- Set problem
Repeat each record exactly. Any picture gets left out.

- Task input
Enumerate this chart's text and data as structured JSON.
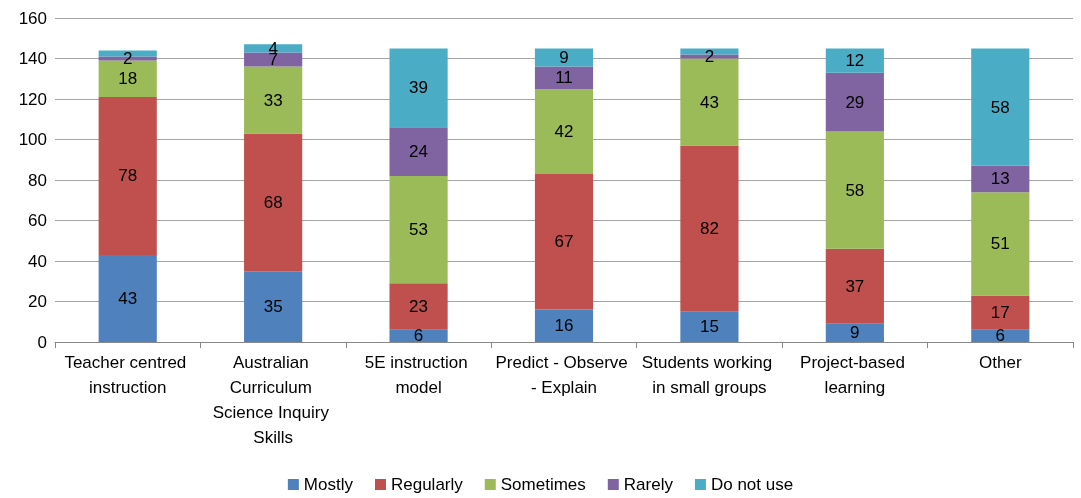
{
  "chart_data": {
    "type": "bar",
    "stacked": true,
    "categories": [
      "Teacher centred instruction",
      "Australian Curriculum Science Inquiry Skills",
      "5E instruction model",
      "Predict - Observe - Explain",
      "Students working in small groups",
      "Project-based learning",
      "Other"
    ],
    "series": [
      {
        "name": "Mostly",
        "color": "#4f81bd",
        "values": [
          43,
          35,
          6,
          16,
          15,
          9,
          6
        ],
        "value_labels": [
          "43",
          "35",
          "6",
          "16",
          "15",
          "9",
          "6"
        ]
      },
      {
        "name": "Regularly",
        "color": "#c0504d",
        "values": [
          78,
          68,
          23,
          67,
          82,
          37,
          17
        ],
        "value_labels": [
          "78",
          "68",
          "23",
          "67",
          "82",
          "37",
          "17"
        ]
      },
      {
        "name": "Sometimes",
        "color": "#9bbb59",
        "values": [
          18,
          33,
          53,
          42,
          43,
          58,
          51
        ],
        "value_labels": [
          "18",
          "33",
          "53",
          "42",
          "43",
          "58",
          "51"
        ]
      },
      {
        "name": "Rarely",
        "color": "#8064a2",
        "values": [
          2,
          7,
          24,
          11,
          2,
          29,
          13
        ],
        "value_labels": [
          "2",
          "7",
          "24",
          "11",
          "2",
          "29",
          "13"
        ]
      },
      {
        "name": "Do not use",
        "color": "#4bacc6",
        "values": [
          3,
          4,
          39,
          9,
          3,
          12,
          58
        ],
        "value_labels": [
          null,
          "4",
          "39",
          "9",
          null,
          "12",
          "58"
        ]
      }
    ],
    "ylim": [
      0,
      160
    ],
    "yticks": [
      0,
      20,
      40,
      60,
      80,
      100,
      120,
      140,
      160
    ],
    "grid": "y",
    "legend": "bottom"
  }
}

- Reply to the task
Enumerate this chart's text and data as structured JSON.
{
  "chart_data": {
    "type": "bar",
    "stacked": true,
    "categories": [
      "Teacher centred instruction",
      "Australian Curriculum Science Inquiry Skills",
      "5E instruction model",
      "Predict - Observe - Explain",
      "Students working in small groups",
      "Project-based learning",
      "Other"
    ],
    "series": [
      {
        "name": "Mostly",
        "color": "#4f81bd",
        "values": [
          43,
          35,
          6,
          16,
          15,
          9,
          6
        ],
        "value_labels": [
          "43",
          "35",
          "6",
          "16",
          "15",
          "9",
          "6"
        ]
      },
      {
        "name": "Regularly",
        "color": "#c0504d",
        "values": [
          78,
          68,
          23,
          67,
          82,
          37,
          17
        ],
        "value_labels": [
          "78",
          "68",
          "23",
          "67",
          "82",
          "37",
          "17"
        ]
      },
      {
        "name": "Sometimes",
        "color": "#9bbb59",
        "values": [
          18,
          33,
          53,
          42,
          43,
          58,
          51
        ],
        "value_labels": [
          "18",
          "33",
          "53",
          "42",
          "43",
          "58",
          "51"
        ]
      },
      {
        "name": "Rarely",
        "color": "#8064a2",
        "values": [
          2,
          7,
          24,
          11,
          2,
          29,
          13
        ],
        "value_labels": [
          "2",
          "7",
          "24",
          "11",
          "2",
          "29",
          "13"
        ]
      },
      {
        "name": "Do not use",
        "color": "#4bacc6",
        "values": [
          3,
          4,
          39,
          9,
          3,
          12,
          58
        ],
        "value_labels": [
          null,
          "4",
          "39",
          "9",
          null,
          "12",
          "58"
        ]
      }
    ],
    "ylim": [
      0,
      160
    ],
    "yticks": [
      0,
      20,
      40,
      60,
      80,
      100,
      120,
      140,
      160
    ],
    "grid": "y",
    "legend": "bottom"
  }
}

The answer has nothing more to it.